» Short exercise
Write out every line of the material below as a JSON list of strings, one string per line, skipping blank lines and leaving out the pictures.

» Input for this task
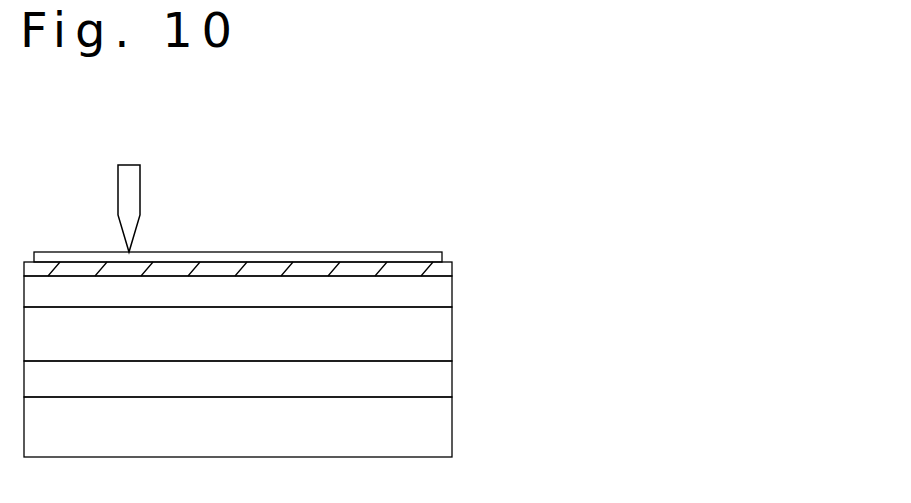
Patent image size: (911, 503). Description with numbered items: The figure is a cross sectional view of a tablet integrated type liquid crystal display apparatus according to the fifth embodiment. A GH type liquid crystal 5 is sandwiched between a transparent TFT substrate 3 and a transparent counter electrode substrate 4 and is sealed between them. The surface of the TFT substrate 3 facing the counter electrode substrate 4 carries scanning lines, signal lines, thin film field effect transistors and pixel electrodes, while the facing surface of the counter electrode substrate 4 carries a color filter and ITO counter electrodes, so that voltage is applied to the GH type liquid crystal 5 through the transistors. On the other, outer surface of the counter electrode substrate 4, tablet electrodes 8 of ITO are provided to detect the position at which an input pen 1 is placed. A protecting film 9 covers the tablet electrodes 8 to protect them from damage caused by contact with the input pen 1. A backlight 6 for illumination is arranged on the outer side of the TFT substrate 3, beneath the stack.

The input pen 1 is at (140, 191).
The protecting film 9 is at (350, 251).
The tablet electrodes 8 is at (453, 265).
The counter electrode substrate 4 is at (453, 285).
The GH type liquid crystal 5 is at (453, 331).
The TFT substrate 3 is at (453, 375).
The backlight 6 is at (453, 424).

» Worked answer
[
  "Patent image size: (911, 503). Description with numbered items: The figure is a cross sectional view of a tablet integrated type liquid crystal display apparatus according to the fifth embodiment. A GH type liquid crystal 5 is sandwiched between a transparent TFT substrate 3 and a transparent counter electrode substrate 4 and is sealed between them. The surface of the TFT substrate 3 facing the counter electrode substrate 4 carries scanning lines, signal lines, thin film field effect transistors and pixel electrodes, while the facing surface of the counter electrode substrate 4 carries a color filter and ITO counter electrodes, so that voltage is applied to the GH type liquid crystal 5 through the transistors. On the other, outer surface of the counter electrode substrate 4, tablet electrodes 8 of ITO are provided to detect the position at which an input pen 1 is placed. A protecting film 9 covers the tablet electrodes 8 to protect them from damage caused by contact with the input pen 1. A backlight 6 for illumination is arranged on the outer side of the TFT substrate 3, beneath the stack.",
  "The input pen 1 is at (140, 191).",
  "The protecting film 9 is at (350, 251).",
  "The tablet electrodes 8 is at (453, 265).",
  "The counter electrode substrate 4 is at (453, 285).",
  "The GH type liquid crystal 5 is at (453, 331).",
  "The TFT substrate 3 is at (453, 375).",
  "The backlight 6 is at (453, 424)."
]